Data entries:
□ □ □
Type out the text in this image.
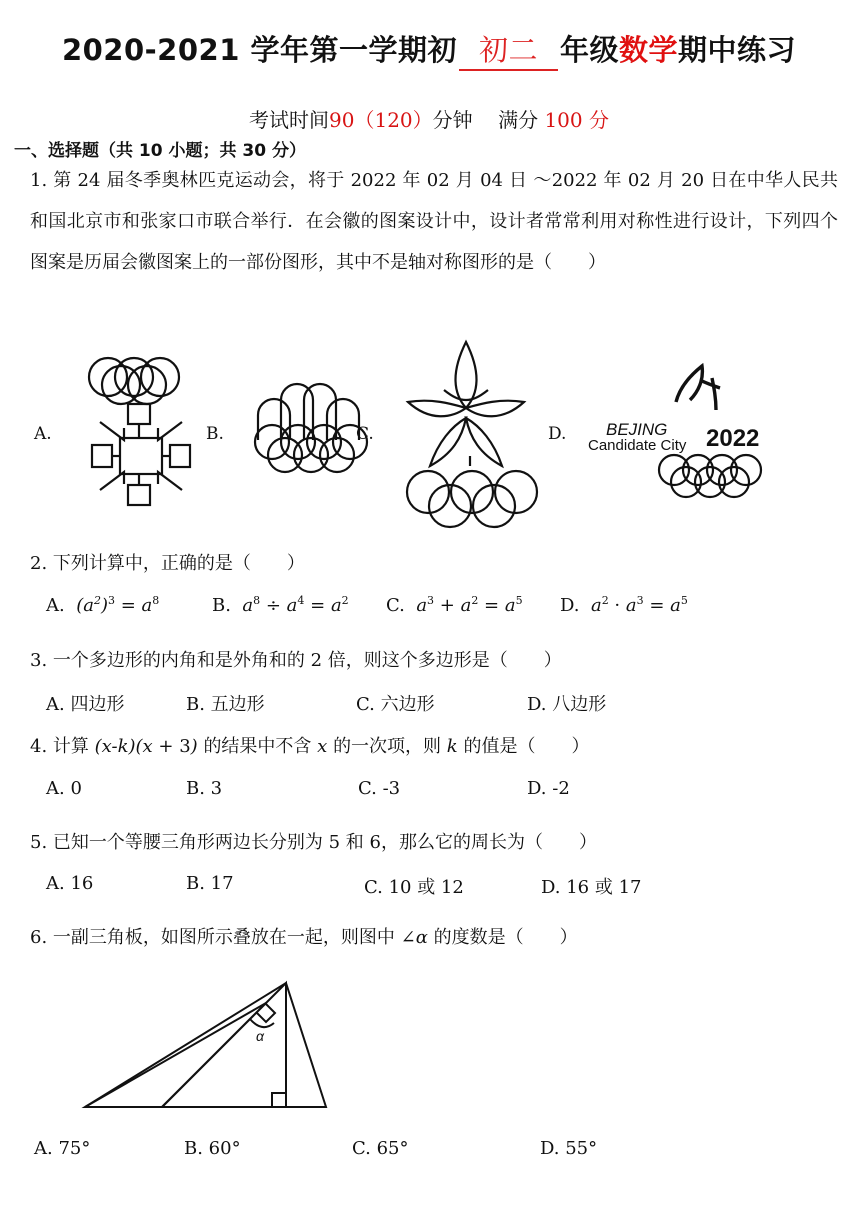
2020-2021 学年第一学期初 初二 年级数学期中练习
考试时间90（120）分钟 满分 100 分
一、选择题（共 10 小题；共 30 分）
1. 第 24 届冬季奥林匹克运动会，将于 2022 年 02 月 04 日 ～2022 年 02 月 20 日在中华人民共和国北京市和张家口市联合举行．在会徽的图案设计中，设计者常常利用对称性进行设计，下列四个图案是历届会徽图案上的一部份图形，其中不是轴对称图形的是（　　）
A.	B.	C.	D. BEJING
Candidate City 2022
2. 下列计算中，正确的是（　　）
A. $(a^2)^3 = a^8$	B. $a^8 \div a^4 = a^2$ C. $a^3 + a^2 = a^5$ D. $a^2 \cdot a^3 = a^5$
3. 一个多边形的内角和是外角和的 2 倍，则这个多边形是（　　）
A. 四边形	B. 五边形	C. 六边形	D. 八边形
4. 计算 (x-k)(x + 3) 的结果中不含 x 的一次项，则 k 的值是（　　）
A. 0	B. 3	C. -3	D. -2
5. 已知一个等腰三角形两边长分别为 5 和 6，那么它的周长为（　　）
A. 16	B. 17	C. 10 或 12	D. 16 或 17
6. 一副三角板，如图所示叠放在一起，则图中 ∠α 的度数是（　　）
α
A. 75°	B. 60°	C. 65°	D. 55°
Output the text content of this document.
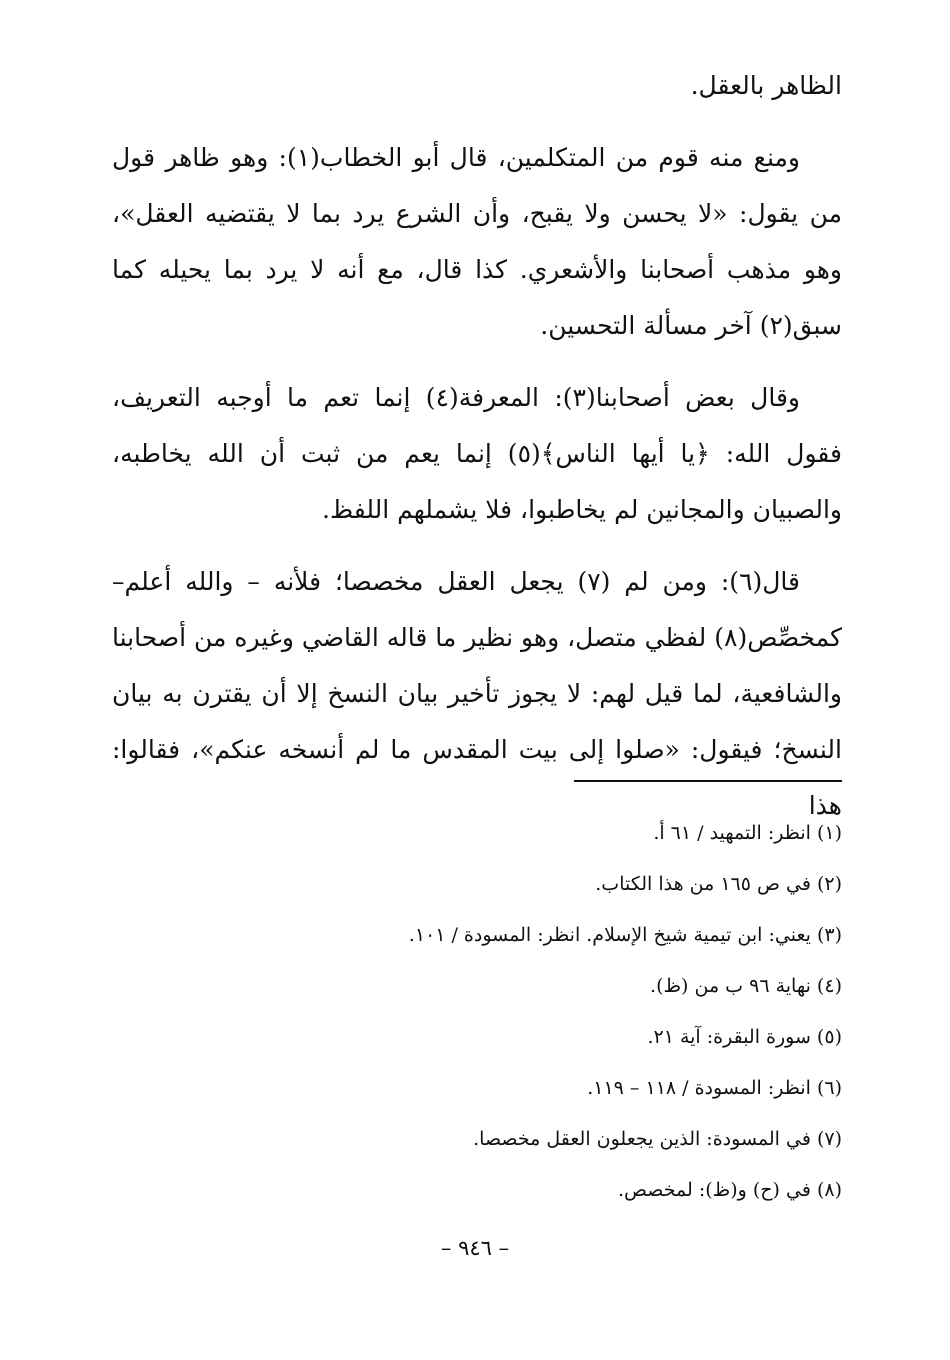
الظاهر بالعقل.

ومنع منه قوم من المتكلمين، قال أبو الخطاب(١): وهو ظاهر قول من يقول: «لا يحسن ولا يقبح، وأن الشرع يرد بما لا يقتضيه العقل»، وهو مذهب أصحابنا والأشعري. كذا قال، مع أنه لا يرد بما يحيله كما سبق(٢) آخر مسألة التحسين.

وقال بعض أصحابنا(٣): المعرفة(٤) إنما تعم ما أوجبه التعريف، فقول الله: ﴿يا أيها الناس﴾(٥) إنما يعم من ثبت أن الله يخاطبه، والصبيان والمجانين لم يخاطبوا، فلا يشملهم اللفظ.

قال(٦): ومن لم (٧) يجعل العقل مخصصا؛ فلأنه – والله أعلم– كمخصِّص(٨) لفظي متصل، وهو نظير ما قاله القاضي وغيره من أصحابنا والشافعية، لما قيل لهم: لا يجوز تأخير بيان النسخ إلا أن يقترن به بيان النسخ؛ فيقول: «صلوا إلى بيت المقدس ما لم أنسخه عنكم»، فقالوا: هذا

(١) انظر: التمهيد / ٦١ أ.
(٢) في ص ١٦٥ من هذا الكتاب.
(٣) يعني: ابن تيمية شيخ الإسلام. انظر: المسودة / ١٠١.
(٤) نهاية ٩٦ ب من (ظ).
(٥) سورة البقرة: آية ٢١.
(٦) انظر: المسودة / ١١٨ – ١١٩.
(٧) في المسودة: الذين يجعلون العقل مخصصا.
(٨) في (ح) و(ظ): لمخصص.
– ٩٤٦ –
□ □ □
▶ [Given exercise] All lines from the one containing "Output the text content of this document." through the end of the data are to be written out exactly, with nothing added; skip the pictures.

▶ [The result]
Output the text content of this document.
الظاهر بالعقل.

ومنع منه قوم من المتكلمين، قال أبو الخطاب(١): وهو ظاهر قول من يقول: «لا يحسن ولا يقبح، وأن الشرع يرد بما لا يقتضيه العقل»، وهو مذهب أصحابنا والأشعري. كذا قال، مع أنه لا يرد بما يحيله كما سبق(٢) آخر مسألة التحسين.

وقال بعض أصحابنا(٣): المعرفة(٤) إنما تعم ما أوجبه التعريف، فقول الله: ﴿يا أيها الناس﴾(٥) إنما يعم من ثبت أن الله يخاطبه، والصبيان والمجانين لم يخاطبوا، فلا يشملهم اللفظ.

قال(٦): ومن لم (٧) يجعل العقل مخصصا؛ فلأنه – والله أعلم– كمخصِّص(٨) لفظي متصل، وهو نظير ما قاله القاضي وغيره من أصحابنا والشافعية، لما قيل لهم: لا يجوز تأخير بيان النسخ إلا أن يقترن به بيان النسخ؛ فيقول: «صلوا إلى بيت المقدس ما لم أنسخه عنكم»، فقالوا: هذا

(١) انظر: التمهيد / ٦١ أ.
(٢) في ص ١٦٥ من هذا الكتاب.
(٣) يعني: ابن تيمية شيخ الإسلام. انظر: المسودة / ١٠١.
(٤) نهاية ٩٦ ب من (ظ).
(٥) سورة البقرة: آية ٢١.
(٦) انظر: المسودة / ١١٨ – ١١٩.
(٧) في المسودة: الذين يجعلون العقل مخصصا.
(٨) في (ح) و(ظ): لمخصص.
– ٩٤٦ –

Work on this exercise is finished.